━━━ Extracted information ━━━
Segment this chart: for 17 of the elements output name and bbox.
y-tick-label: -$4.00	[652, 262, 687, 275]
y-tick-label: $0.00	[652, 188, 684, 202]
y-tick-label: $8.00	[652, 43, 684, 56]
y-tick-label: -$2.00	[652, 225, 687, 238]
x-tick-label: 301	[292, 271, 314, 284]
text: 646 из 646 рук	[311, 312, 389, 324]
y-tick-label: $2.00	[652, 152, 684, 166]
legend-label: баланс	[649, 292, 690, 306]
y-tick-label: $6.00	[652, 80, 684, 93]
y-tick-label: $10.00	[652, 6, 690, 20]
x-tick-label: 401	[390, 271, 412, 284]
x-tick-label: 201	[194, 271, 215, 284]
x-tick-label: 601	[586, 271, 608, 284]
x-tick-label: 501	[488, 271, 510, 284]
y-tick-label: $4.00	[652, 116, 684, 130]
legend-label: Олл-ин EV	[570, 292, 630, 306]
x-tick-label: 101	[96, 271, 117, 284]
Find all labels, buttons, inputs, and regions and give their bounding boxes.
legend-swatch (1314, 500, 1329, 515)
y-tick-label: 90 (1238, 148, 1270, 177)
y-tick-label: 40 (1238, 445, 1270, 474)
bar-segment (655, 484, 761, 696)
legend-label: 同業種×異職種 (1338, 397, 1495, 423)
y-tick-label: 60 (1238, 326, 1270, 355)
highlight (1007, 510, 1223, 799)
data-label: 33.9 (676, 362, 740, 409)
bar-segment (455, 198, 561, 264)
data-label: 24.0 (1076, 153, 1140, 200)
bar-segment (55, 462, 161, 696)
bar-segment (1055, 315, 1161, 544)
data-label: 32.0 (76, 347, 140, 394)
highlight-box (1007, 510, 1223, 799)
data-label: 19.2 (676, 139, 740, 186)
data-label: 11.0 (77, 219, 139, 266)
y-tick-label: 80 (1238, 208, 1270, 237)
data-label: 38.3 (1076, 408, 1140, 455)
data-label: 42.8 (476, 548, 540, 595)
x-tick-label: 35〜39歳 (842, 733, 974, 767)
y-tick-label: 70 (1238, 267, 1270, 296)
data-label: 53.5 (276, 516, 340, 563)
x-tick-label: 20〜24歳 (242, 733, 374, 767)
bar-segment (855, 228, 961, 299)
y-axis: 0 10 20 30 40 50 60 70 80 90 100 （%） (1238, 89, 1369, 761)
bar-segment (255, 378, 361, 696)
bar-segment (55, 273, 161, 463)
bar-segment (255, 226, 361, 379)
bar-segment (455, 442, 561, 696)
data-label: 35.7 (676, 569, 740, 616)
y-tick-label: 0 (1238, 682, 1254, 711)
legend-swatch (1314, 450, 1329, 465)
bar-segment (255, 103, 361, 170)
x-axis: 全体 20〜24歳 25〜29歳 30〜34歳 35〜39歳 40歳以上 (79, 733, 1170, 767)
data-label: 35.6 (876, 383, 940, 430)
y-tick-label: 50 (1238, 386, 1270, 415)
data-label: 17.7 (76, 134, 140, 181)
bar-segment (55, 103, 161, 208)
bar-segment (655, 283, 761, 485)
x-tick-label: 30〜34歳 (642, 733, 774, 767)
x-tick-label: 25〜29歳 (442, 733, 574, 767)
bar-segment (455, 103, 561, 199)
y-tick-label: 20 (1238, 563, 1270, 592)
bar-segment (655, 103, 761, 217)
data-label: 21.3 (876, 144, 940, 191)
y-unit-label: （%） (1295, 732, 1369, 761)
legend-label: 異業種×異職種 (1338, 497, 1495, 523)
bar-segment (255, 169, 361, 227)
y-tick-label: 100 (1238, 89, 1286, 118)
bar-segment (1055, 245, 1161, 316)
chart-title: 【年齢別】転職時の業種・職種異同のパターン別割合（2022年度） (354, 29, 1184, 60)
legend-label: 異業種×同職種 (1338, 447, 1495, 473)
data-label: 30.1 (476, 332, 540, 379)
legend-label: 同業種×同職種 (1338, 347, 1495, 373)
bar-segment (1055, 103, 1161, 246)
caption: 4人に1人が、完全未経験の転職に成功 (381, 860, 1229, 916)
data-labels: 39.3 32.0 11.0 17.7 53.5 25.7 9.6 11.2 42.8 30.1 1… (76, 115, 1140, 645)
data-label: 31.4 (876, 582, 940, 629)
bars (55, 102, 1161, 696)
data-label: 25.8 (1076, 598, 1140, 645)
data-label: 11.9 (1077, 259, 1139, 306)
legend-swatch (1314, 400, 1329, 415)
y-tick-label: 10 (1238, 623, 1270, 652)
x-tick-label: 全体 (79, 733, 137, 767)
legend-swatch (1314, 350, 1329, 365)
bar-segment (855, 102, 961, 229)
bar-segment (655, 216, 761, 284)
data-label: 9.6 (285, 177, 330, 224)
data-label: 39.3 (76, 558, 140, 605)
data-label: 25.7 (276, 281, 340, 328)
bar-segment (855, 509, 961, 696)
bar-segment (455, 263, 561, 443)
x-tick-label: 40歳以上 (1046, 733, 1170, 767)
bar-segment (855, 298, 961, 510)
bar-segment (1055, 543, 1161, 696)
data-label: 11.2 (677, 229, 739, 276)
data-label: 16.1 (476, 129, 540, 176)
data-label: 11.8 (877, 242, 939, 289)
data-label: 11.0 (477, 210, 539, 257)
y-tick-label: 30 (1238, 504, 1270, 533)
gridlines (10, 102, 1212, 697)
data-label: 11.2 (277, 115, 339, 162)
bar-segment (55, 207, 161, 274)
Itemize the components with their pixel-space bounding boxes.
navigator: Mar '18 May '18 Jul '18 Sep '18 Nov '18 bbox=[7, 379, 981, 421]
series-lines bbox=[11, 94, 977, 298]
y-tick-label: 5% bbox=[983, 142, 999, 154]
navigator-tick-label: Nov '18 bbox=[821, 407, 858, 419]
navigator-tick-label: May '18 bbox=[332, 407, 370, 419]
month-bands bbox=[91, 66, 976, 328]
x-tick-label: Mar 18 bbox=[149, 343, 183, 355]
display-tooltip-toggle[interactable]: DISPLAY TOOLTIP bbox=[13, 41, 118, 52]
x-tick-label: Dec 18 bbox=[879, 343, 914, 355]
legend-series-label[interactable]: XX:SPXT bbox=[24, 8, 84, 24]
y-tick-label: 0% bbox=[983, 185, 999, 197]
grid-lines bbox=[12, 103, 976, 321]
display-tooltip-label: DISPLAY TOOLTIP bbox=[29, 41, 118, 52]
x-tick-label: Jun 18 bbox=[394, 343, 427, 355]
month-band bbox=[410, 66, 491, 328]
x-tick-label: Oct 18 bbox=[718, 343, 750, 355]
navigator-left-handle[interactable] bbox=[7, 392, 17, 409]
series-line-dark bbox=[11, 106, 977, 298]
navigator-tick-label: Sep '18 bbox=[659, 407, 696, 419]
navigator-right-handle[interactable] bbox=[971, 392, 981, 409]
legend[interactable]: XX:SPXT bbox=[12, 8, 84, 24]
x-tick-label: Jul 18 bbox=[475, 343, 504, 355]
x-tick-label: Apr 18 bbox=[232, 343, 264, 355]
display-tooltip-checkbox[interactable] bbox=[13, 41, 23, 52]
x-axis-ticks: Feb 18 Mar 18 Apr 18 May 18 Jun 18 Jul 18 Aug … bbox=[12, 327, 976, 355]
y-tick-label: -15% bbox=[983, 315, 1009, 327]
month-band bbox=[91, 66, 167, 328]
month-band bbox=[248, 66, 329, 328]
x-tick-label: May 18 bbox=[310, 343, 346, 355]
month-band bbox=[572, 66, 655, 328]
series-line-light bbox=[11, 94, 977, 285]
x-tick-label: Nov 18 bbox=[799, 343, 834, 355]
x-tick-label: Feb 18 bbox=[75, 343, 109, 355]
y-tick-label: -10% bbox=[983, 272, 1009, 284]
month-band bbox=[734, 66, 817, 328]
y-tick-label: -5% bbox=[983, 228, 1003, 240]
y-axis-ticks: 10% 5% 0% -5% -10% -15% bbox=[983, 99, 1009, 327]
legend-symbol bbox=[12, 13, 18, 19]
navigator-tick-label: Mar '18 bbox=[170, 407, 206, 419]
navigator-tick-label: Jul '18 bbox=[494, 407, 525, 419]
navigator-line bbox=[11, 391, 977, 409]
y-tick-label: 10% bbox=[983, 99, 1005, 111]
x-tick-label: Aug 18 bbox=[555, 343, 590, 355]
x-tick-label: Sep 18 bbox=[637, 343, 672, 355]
━━━
Work to complete » Copy out every line from the start of the rows down through the line containing "271, 117, 284]", keeping each one unchanged.

Result of the exercise »
Segment this chart: for 17 of the elements output name and bbox.
y-tick-label: -$4.00	[652, 262, 687, 275]
y-tick-label: $0.00	[652, 188, 684, 202]
y-tick-label: $8.00	[652, 43, 684, 56]
y-tick-label: -$2.00	[652, 225, 687, 238]
x-tick-label: 301	[292, 271, 314, 284]
text: 646 из 646 рук	[311, 312, 389, 324]
y-tick-label: $2.00	[652, 152, 684, 166]
legend-label: баланс	[649, 292, 690, 306]
y-tick-label: $6.00	[652, 80, 684, 93]
y-tick-label: $10.00	[652, 6, 690, 20]
x-tick-label: 401	[390, 271, 412, 284]
x-tick-label: 201	[194, 271, 215, 284]
x-tick-label: 601	[586, 271, 608, 284]
x-tick-label: 501	[488, 271, 510, 284]
y-tick-label: $4.00	[652, 116, 684, 130]
legend-label: Олл-ин EV	[570, 292, 630, 306]
x-tick-label: 101	[96, 271, 117, 284]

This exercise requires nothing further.